▶ Short problem: Answer with one number: the count of lines in this material that hold the word "的雄伟目标".

▼

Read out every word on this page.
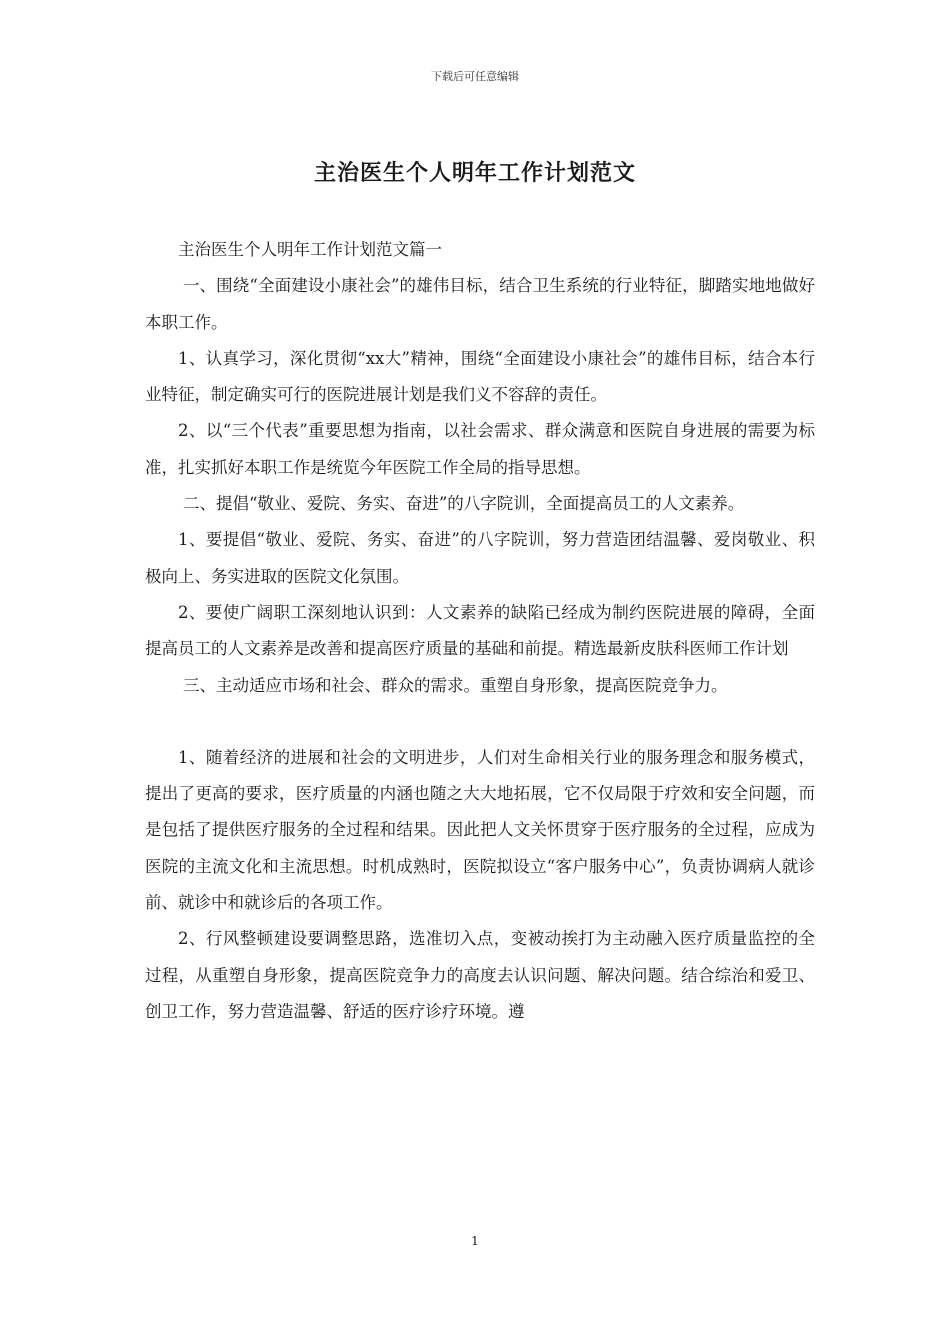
下载后可任意编辑
主治医生个人明年工作计划范文

主治医生个人明年工作计划范文篇一

一、围绕“全面建设小康社会”的雄伟目标，结合卫生系统的行业特征，脚踏实地地做好本职工作。

1、认真学习，深化贯彻“xx大”精神，围绕“全面建设小康社会”的雄伟目标，结合本行业特征，制定确实可行的医院进展计划是我们义不容辞的责任。

2、以“三个代表”重要思想为指南，以社会需求、群众满意和医院自身进展的需要为标准，扎实抓好本职工作是统览今年医院工作全局的指导思想。

二、提倡“敬业、爱院、务实、奋进”的八字院训，全面提高员工的人文素养。

1、要提倡“敬业、爱院、务实、奋进”的八字院训，努力营造团结温馨、爱岗敬业、积极向上、务实进取的医院文化氛围。

2、要使广阔职工深刻地认识到：人文素养的缺陷已经成为制约医院进展的障碍，全面提高员工的人文素养是改善和提高医疗质量的基础和前提。精选最新皮肤科医师工作计划

三、主动适应市场和社会、群众的需求。重塑自身形象，提高医院竞争力。

1、随着经济的进展和社会的文明进步，人们对生命相关行业的服务理念和服务模式，提出了更高的要求，医疗质量的内涵也随之大大地拓展，它不仅局限于疗效和安全问题，而是包括了提供医疗服务的全过程和结果。因此把人文关怀贯穿于医疗服务的全过程，应成为医院的主流文化和主流思想。时机成熟时，医院拟设立“客户服务中心”，负责协调病人就诊前、就诊中和就诊后的各项工作。

2、行风整顿建设要调整思路，选准切入点，变被动挨打为主动融入医疗质量监控的全过程，从重塑自身形象，提高医院竞争力的高度去认识问题、解决问题。结合综治和爱卫、创卫工作，努力营造温馨、舒适的医疗诊疗环境。遵

1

▲

▶ Solution for this problem: 2